## [Given task]
Copy the data that follows, character for character, minus the pictures.

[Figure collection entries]
----

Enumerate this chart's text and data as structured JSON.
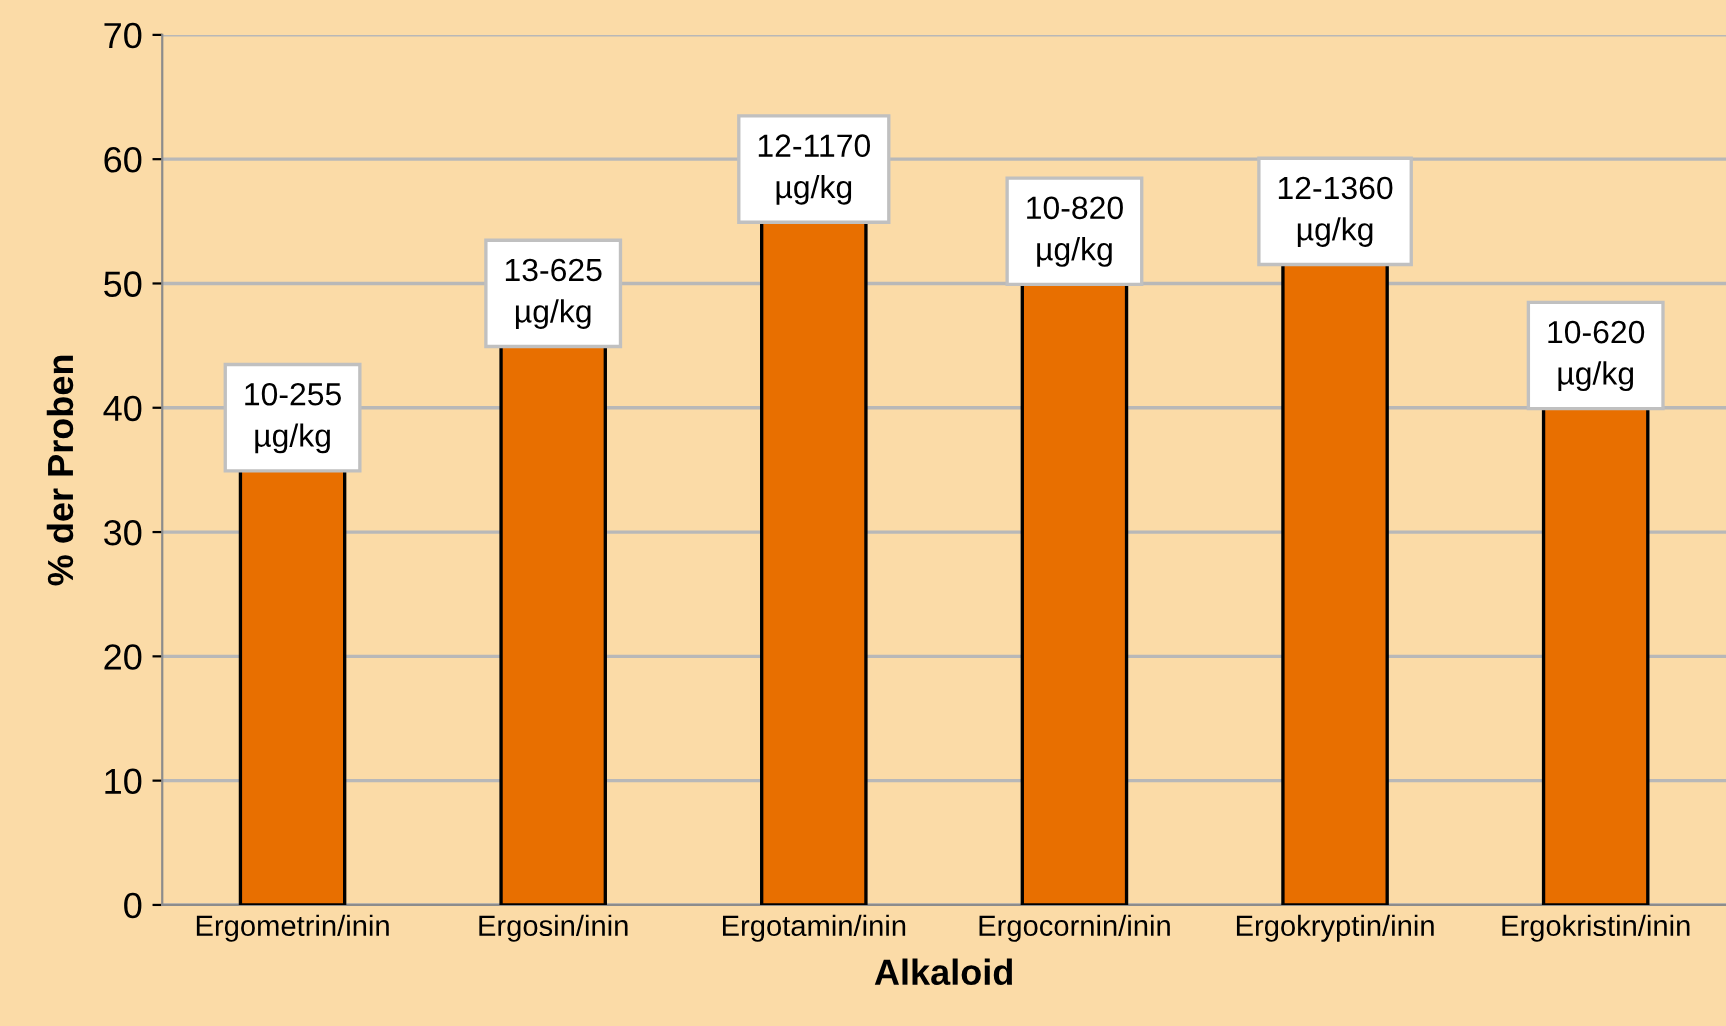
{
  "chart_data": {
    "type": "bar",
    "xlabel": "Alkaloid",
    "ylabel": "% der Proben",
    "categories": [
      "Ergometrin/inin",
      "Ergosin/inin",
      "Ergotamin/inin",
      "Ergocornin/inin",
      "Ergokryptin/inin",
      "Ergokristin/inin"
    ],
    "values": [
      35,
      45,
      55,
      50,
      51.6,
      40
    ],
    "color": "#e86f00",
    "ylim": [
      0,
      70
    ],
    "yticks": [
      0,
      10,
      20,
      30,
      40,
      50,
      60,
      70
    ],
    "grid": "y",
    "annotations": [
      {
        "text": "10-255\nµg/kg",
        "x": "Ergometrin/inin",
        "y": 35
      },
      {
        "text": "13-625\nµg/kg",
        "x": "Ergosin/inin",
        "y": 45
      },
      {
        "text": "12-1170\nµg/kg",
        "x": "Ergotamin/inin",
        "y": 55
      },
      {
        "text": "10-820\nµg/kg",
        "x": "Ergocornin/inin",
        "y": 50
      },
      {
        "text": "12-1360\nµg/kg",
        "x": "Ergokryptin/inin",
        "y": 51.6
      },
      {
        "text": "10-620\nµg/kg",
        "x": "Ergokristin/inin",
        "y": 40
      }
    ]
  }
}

----

## [Output of the task]
Enumerate this chart's text and data as structured JSON.
{
  "chart_data": {
    "type": "bar",
    "xlabel": "Alkaloid",
    "ylabel": "% der Proben",
    "categories": [
      "Ergometrin/inin",
      "Ergosin/inin",
      "Ergotamin/inin",
      "Ergocornin/inin",
      "Ergokryptin/inin",
      "Ergokristin/inin"
    ],
    "values": [
      35,
      45,
      55,
      50,
      51.6,
      40
    ],
    "color": "#e86f00",
    "ylim": [
      0,
      70
    ],
    "yticks": [
      0,
      10,
      20,
      30,
      40,
      50,
      60,
      70
    ],
    "grid": "y",
    "annotations": [
      {
        "text": "10-255\nµg/kg",
        "x": "Ergometrin/inin",
        "y": 35
      },
      {
        "text": "13-625\nµg/kg",
        "x": "Ergosin/inin",
        "y": 45
      },
      {
        "text": "12-1170\nµg/kg",
        "x": "Ergotamin/inin",
        "y": 55
      },
      {
        "text": "10-820\nµg/kg",
        "x": "Ergocornin/inin",
        "y": 50
      },
      {
        "text": "12-1360\nµg/kg",
        "x": "Ergokryptin/inin",
        "y": 51.6
      },
      {
        "text": "10-620\nµg/kg",
        "x": "Ergokristin/inin",
        "y": 40
      }
    ]
  }
}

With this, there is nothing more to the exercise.